**WRITTEN INSTRUCTION**
Exact repetition of every entry is required.

Data listing
◆ ◆ ◆ ◆ ◆ ◆ ◆
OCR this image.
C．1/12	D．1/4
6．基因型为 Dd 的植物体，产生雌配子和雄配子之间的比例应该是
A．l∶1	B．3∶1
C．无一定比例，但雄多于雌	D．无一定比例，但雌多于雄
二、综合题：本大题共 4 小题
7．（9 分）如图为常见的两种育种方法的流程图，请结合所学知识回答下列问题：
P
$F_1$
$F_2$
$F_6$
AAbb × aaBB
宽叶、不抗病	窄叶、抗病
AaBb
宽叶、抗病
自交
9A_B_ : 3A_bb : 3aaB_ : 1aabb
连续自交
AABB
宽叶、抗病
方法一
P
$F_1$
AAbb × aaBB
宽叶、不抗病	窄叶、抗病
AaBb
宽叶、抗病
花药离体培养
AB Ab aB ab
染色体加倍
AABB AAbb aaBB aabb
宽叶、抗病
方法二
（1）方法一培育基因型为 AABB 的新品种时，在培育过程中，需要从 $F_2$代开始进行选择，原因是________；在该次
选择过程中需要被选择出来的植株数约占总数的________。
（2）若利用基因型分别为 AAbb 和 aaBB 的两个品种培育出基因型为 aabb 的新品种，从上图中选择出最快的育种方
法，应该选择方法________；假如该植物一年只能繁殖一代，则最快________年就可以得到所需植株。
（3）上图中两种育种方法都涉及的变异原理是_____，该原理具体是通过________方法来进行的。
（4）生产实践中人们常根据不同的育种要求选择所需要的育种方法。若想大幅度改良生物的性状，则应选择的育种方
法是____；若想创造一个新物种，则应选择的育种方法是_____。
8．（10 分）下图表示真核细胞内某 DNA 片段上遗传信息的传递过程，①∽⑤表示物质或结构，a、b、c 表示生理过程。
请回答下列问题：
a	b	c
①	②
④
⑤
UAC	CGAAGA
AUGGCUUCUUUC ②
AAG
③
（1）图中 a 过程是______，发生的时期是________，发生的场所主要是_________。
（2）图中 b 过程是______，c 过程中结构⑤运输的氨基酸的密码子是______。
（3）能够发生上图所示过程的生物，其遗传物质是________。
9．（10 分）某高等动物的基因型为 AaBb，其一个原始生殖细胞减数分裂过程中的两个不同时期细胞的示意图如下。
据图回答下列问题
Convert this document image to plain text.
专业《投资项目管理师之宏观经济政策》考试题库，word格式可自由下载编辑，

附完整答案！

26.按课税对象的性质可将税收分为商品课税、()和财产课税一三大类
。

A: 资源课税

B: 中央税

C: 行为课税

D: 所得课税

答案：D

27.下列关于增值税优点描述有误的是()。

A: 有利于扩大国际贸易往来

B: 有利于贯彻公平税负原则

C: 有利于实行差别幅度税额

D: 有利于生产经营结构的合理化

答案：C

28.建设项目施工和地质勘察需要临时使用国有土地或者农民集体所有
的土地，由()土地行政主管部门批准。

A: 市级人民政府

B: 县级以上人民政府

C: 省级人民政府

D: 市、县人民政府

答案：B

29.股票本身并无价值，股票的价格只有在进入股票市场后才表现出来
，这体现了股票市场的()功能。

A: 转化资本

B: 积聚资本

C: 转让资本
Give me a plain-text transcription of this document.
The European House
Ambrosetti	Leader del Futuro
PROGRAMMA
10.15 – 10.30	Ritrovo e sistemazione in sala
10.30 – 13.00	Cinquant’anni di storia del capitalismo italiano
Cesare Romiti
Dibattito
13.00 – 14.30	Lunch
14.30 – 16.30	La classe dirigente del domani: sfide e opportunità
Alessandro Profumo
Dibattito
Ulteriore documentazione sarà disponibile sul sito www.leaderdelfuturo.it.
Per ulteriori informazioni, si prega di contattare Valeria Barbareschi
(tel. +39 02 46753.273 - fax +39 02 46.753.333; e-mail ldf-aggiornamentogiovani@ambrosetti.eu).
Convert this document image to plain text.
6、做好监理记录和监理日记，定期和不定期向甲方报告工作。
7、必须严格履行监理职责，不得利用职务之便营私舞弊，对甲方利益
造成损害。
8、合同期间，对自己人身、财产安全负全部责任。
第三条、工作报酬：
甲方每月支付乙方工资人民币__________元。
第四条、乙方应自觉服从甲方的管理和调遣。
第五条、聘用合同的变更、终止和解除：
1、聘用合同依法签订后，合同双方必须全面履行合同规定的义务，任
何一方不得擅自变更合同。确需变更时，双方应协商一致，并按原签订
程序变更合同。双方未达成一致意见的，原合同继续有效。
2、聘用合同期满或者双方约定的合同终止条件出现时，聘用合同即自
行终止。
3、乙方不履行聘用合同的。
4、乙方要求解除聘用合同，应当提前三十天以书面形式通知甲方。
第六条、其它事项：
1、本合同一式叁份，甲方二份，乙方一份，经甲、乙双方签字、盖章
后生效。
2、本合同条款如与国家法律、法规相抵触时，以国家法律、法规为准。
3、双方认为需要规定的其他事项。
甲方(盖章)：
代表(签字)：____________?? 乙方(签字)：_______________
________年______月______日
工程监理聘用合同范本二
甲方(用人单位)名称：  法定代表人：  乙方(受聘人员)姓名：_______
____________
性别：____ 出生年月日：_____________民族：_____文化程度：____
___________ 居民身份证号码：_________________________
◆ ◆ ◆ ◆ ◆ ◆ ◆
**OUTPUT OF THE EXERCISE**
OCR this image.
C．1/12	D．1/4
6．基因型为 Dd 的植物体，产生雌配子和雄配子之间的比例应该是
A．l∶1	B．3∶1
C．无一定比例，但雄多于雌	D．无一定比例，但雌多于雄
二、综合题：本大题共 4 小题
7．（9 分）如图为常见的两种育种方法的流程图，请结合所学知识回答下列问题：
P
$F_1$
$F_2$
$F_6$
AAbb × aaBB
宽叶、不抗病	窄叶、抗病
AaBb
宽叶、抗病
自交
9A_B_ : 3A_bb : 3aaB_ : 1aabb
连续自交
AABB
宽叶、抗病
方法一
P
$F_1$
AAbb × aaBB
宽叶、不抗病	窄叶、抗病
AaBb
宽叶、抗病
花药离体培养
AB Ab aB ab
染色体加倍
AABB AAbb aaBB aabb
宽叶、抗病
方法二
（1）方法一培育基因型为 AABB 的新品种时，在培育过程中，需要从 $F_2$代开始进行选择，原因是________；在该次
选择过程中需要被选择出来的植株数约占总数的________。
（2）若利用基因型分别为 AAbb 和 aaBB 的两个品种培育出基因型为 aabb 的新品种，从上图中选择出最快的育种方
法，应该选择方法________；假如该植物一年只能繁殖一代，则最快________年就可以得到所需植株。
（3）上图中两种育种方法都涉及的变异原理是_____，该原理具体是通过________方法来进行的。
（4）生产实践中人们常根据不同的育种要求选择所需要的育种方法。若想大幅度改良生物的性状，则应选择的育种方
法是____；若想创造一个新物种，则应选择的育种方法是_____。
8．（10 分）下图表示真核细胞内某 DNA 片段上遗传信息的传递过程，①∽⑤表示物质或结构，a、b、c 表示生理过程。
请回答下列问题：
a	b	c
①	②
④
⑤
UAC	CGAAGA
AUGGCUUCUUUC ②
AAG
③
（1）图中 a 过程是______，发生的时期是________，发生的场所主要是_________。
（2）图中 b 过程是______，c 过程中结构⑤运输的氨基酸的密码子是______。
（3）能够发生上图所示过程的生物，其遗传物质是________。
9．（10 分）某高等动物的基因型为 AaBb，其一个原始生殖细胞减数分裂过程中的两个不同时期细胞的示意图如下。
据图回答下列问题
Convert this document image to plain text.
专业《投资项目管理师之宏观经济政策》考试题库，word格式可自由下载编辑，

附完整答案！

26.按课税对象的性质可将税收分为商品课税、()和财产课税一三大类
。

A: 资源课税

B: 中央税

C: 行为课税

D: 所得课税

答案：D

27.下列关于增值税优点描述有误的是()。

A: 有利于扩大国际贸易往来

B: 有利于贯彻公平税负原则

C: 有利于实行差别幅度税额

D: 有利于生产经营结构的合理化

答案：C

28.建设项目施工和地质勘察需要临时使用国有土地或者农民集体所有
的土地，由()土地行政主管部门批准。

A: 市级人民政府

B: 县级以上人民政府

C: 省级人民政府

D: 市、县人民政府

答案：B

29.股票本身并无价值，股票的价格只有在进入股票市场后才表现出来
，这体现了股票市场的()功能。

A: 转化资本

B: 积聚资本

C: 转让资本
Give me a plain-text transcription of this document.
The European House
Ambrosetti	Leader del Futuro
PROGRAMMA
10.15 – 10.30	Ritrovo e sistemazione in sala
10.30 – 13.00	Cinquant’anni di storia del capitalismo italiano
Cesare Romiti
Dibattito
13.00 – 14.30	Lunch
14.30 – 16.30	La classe dirigente del domani: sfide e opportunità
Alessandro Profumo
Dibattito
Ulteriore documentazione sarà disponibile sul sito www.leaderdelfuturo.it.
Per ulteriori informazioni, si prega di contattare Valeria Barbareschi
(tel. +39 02 46753.273 - fax +39 02 46.753.333; e-mail ldf-aggiornamentogiovani@ambrosetti.eu).
Convert this document image to plain text.
6、做好监理记录和监理日记，定期和不定期向甲方报告工作。
7、必须严格履行监理职责，不得利用职务之便营私舞弊，对甲方利益
造成损害。
8、合同期间，对自己人身、财产安全负全部责任。
第三条、工作报酬：
甲方每月支付乙方工资人民币__________元。
第四条、乙方应自觉服从甲方的管理和调遣。
第五条、聘用合同的变更、终止和解除：
1、聘用合同依法签订后，合同双方必须全面履行合同规定的义务，任
何一方不得擅自变更合同。确需变更时，双方应协商一致，并按原签订
程序变更合同。双方未达成一致意见的，原合同继续有效。
2、聘用合同期满或者双方约定的合同终止条件出现时，聘用合同即自
行终止。
3、乙方不履行聘用合同的。
4、乙方要求解除聘用合同，应当提前三十天以书面形式通知甲方。
第六条、其它事项：
1、本合同一式叁份，甲方二份，乙方一份，经甲、乙双方签字、盖章
后生效。
2、本合同条款如与国家法律、法规相抵触时，以国家法律、法规为准。
3、双方认为需要规定的其他事项。
甲方(盖章)：
代表(签字)：____________?? 乙方(签字)：_______________
________年______月______日
工程监理聘用合同范本二
甲方(用人单位)名称：  法定代表人：  乙方(受聘人员)姓名：_______
____________
性别：____ 出生年月日：_____________民族：_____文化程度：____
___________ 居民身份证号码：_________________________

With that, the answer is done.